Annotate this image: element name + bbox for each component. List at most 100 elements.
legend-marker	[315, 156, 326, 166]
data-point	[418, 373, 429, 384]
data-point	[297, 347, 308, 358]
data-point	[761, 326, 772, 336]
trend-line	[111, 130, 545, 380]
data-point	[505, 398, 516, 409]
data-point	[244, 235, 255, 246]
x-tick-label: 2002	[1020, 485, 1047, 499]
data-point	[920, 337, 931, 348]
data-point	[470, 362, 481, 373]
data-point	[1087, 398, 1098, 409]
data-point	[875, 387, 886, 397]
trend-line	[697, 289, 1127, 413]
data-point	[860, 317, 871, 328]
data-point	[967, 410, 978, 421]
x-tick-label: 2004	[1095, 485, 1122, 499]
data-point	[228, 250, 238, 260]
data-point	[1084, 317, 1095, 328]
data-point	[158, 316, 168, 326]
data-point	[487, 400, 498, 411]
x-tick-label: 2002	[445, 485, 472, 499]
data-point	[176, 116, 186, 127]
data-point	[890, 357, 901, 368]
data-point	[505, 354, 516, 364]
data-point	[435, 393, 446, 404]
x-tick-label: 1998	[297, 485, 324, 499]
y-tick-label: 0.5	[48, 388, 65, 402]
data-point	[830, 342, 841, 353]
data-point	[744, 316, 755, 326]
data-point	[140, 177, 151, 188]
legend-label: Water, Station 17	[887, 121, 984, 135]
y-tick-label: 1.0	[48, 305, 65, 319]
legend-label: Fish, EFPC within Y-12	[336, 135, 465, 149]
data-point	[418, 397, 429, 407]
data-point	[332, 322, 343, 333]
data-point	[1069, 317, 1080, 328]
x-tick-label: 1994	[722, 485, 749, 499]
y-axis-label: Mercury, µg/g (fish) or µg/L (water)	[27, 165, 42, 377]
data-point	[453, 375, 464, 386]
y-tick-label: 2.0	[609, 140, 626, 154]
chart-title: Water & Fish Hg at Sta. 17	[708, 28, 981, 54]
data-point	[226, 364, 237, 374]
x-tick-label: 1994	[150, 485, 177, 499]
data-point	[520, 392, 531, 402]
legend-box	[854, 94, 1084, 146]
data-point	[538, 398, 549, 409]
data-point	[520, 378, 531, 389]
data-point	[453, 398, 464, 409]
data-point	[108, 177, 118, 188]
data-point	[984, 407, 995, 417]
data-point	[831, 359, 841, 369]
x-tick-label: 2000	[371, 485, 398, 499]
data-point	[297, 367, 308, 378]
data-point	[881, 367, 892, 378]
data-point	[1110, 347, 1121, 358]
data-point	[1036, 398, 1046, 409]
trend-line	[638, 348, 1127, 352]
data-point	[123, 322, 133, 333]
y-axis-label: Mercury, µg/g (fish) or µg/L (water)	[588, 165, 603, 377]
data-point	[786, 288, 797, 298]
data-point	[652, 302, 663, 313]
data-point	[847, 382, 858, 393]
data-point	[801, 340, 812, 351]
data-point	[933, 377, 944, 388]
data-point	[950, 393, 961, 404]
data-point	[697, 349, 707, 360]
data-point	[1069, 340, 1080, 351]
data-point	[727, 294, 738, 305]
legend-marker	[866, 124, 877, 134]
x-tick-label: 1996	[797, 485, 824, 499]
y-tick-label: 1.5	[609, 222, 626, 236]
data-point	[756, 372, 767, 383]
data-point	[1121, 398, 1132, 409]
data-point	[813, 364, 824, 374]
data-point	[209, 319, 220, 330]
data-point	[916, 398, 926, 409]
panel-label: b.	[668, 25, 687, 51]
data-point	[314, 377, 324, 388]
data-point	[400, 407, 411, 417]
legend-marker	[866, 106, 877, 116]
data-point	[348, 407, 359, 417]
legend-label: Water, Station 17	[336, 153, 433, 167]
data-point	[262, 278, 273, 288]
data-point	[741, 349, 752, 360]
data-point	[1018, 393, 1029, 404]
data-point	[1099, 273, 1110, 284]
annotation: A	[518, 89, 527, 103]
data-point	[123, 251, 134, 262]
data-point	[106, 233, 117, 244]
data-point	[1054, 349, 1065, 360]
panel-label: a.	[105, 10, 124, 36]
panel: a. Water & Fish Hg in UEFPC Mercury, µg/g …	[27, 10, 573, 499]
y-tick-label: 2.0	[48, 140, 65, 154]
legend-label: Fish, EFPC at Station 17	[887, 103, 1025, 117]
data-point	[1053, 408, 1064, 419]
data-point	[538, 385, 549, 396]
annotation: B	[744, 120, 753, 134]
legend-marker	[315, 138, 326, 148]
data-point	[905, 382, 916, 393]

§

- **STATED TASK**
Reproduce the stretch of the records from the first line through the line containing "485, 324, 499]", keeping every character unchanged.

- **OUTPUT OF THE TASK**
Annotate this image: element name + bbox for each component. List at most 100 elements.
legend-marker	[315, 156, 326, 166]
data-point	[418, 373, 429, 384]
data-point	[297, 347, 308, 358]
data-point	[761, 326, 772, 336]
trend-line	[111, 130, 545, 380]
data-point	[505, 398, 516, 409]
data-point	[244, 235, 255, 246]
x-tick-label: 2002	[1020, 485, 1047, 499]
data-point	[920, 337, 931, 348]
data-point	[470, 362, 481, 373]
data-point	[1087, 398, 1098, 409]
data-point	[875, 387, 886, 397]
trend-line	[697, 289, 1127, 413]
data-point	[860, 317, 871, 328]
data-point	[967, 410, 978, 421]
x-tick-label: 2004	[1095, 485, 1122, 499]
data-point	[228, 250, 238, 260]
data-point	[1084, 317, 1095, 328]
data-point	[158, 316, 168, 326]
data-point	[487, 400, 498, 411]
x-tick-label: 2002	[445, 485, 472, 499]
data-point	[176, 116, 186, 127]
data-point	[890, 357, 901, 368]
data-point	[505, 354, 516, 364]
data-point	[435, 393, 446, 404]
x-tick-label: 1998	[297, 485, 324, 499]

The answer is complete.